======== PROVIDED DATA

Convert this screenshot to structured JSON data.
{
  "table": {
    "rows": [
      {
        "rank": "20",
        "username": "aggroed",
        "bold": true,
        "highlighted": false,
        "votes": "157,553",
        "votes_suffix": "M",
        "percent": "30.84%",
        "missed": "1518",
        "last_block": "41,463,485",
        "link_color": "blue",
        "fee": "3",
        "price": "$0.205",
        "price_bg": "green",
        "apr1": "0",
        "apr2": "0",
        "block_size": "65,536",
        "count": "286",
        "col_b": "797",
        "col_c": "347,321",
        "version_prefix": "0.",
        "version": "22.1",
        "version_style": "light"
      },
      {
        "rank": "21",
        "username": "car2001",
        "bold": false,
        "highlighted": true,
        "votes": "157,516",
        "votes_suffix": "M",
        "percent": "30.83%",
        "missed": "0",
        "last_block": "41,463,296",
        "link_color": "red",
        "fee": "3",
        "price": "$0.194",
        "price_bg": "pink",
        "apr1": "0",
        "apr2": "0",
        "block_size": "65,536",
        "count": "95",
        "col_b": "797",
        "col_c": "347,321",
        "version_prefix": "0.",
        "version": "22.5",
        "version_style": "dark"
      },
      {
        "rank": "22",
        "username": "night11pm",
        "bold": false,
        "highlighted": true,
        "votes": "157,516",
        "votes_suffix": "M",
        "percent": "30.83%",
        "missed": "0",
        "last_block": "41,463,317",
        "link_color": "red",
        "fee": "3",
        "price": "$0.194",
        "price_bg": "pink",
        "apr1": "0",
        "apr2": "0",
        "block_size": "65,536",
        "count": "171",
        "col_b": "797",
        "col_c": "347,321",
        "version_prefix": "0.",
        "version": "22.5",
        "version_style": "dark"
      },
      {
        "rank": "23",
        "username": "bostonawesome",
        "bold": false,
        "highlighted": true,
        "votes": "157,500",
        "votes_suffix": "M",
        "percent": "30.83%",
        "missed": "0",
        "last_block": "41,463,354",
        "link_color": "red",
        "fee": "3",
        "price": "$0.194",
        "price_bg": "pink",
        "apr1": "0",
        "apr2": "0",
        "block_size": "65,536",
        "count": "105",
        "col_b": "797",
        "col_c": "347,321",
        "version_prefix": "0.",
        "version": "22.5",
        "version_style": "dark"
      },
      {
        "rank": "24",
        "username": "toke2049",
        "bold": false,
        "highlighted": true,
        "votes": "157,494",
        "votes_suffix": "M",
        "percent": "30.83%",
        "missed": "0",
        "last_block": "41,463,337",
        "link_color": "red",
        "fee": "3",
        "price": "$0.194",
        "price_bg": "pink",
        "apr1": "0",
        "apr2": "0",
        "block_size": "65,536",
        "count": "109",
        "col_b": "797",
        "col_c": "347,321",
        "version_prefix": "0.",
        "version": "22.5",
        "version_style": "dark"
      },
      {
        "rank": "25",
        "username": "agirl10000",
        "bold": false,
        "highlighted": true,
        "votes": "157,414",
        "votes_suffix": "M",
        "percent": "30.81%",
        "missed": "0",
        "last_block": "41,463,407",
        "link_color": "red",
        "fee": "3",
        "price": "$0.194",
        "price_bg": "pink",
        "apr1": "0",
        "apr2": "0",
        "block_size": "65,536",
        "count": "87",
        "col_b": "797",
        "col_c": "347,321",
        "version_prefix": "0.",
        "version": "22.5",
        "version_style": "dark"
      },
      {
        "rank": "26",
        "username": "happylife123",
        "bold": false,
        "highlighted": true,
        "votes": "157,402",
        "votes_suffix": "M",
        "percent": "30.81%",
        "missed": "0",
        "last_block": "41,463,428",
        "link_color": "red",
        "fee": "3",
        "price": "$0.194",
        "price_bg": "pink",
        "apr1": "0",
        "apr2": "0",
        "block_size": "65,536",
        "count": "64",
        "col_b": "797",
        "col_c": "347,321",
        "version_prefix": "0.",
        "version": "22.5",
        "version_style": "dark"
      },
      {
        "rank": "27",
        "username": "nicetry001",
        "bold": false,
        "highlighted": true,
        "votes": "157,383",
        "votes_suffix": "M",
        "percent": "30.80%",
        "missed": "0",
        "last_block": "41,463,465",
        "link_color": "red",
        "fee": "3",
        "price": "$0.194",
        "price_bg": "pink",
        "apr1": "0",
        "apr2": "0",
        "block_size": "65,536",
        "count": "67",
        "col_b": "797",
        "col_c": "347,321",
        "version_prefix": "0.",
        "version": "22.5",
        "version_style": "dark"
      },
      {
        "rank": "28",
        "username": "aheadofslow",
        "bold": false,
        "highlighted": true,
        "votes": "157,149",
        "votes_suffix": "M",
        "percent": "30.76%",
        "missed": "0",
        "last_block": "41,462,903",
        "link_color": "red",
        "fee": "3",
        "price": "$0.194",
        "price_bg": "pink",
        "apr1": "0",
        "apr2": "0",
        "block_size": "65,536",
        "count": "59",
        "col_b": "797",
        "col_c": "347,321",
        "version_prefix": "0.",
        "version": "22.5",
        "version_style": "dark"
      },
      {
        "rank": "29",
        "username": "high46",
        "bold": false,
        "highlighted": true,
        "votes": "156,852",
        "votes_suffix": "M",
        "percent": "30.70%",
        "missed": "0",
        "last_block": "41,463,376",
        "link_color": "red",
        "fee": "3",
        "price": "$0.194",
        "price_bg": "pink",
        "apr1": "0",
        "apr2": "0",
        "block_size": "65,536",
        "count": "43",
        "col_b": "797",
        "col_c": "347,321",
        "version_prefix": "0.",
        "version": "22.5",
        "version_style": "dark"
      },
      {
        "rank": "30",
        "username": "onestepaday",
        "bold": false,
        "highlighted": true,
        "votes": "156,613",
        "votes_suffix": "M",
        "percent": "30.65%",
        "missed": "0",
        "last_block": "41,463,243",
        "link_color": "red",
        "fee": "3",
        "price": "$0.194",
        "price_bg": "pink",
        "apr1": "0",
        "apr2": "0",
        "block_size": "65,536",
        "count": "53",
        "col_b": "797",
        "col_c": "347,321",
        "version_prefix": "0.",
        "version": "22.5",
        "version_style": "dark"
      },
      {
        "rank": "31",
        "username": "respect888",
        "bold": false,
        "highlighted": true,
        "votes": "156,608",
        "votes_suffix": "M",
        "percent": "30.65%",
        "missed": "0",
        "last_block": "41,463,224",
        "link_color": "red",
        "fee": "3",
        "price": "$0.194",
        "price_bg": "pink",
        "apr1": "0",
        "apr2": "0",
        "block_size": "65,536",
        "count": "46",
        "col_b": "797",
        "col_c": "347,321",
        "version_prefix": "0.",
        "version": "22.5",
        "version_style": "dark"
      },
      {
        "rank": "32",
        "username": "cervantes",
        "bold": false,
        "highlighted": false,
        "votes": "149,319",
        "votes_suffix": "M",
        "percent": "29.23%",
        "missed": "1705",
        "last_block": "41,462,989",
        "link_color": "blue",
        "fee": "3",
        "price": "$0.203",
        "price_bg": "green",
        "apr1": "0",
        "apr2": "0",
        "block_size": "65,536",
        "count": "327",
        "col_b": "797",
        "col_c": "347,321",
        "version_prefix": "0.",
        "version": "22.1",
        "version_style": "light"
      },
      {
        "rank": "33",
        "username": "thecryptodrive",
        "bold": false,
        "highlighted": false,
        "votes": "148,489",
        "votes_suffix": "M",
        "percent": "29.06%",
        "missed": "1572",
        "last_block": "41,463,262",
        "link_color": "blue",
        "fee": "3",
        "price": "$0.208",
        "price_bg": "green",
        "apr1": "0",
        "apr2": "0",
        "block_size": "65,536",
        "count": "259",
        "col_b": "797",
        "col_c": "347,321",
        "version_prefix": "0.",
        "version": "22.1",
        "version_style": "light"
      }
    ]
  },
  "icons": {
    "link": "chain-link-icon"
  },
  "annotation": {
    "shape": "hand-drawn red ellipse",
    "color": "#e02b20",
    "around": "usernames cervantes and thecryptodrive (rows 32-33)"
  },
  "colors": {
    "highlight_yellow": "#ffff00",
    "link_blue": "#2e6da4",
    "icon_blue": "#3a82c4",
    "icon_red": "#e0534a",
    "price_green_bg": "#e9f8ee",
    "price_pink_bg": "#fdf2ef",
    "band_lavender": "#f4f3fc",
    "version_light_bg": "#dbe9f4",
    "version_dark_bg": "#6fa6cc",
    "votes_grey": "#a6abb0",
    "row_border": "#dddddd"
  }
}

================

__TASK DIRECTIONS__:
Copy out each line of the entries that holds "thecryptodrive".

__WORKED ANSWER__:
        "username": "thecryptodrive",
    "around": "usernames cervantes and thecryptodrive (rows 32-33)"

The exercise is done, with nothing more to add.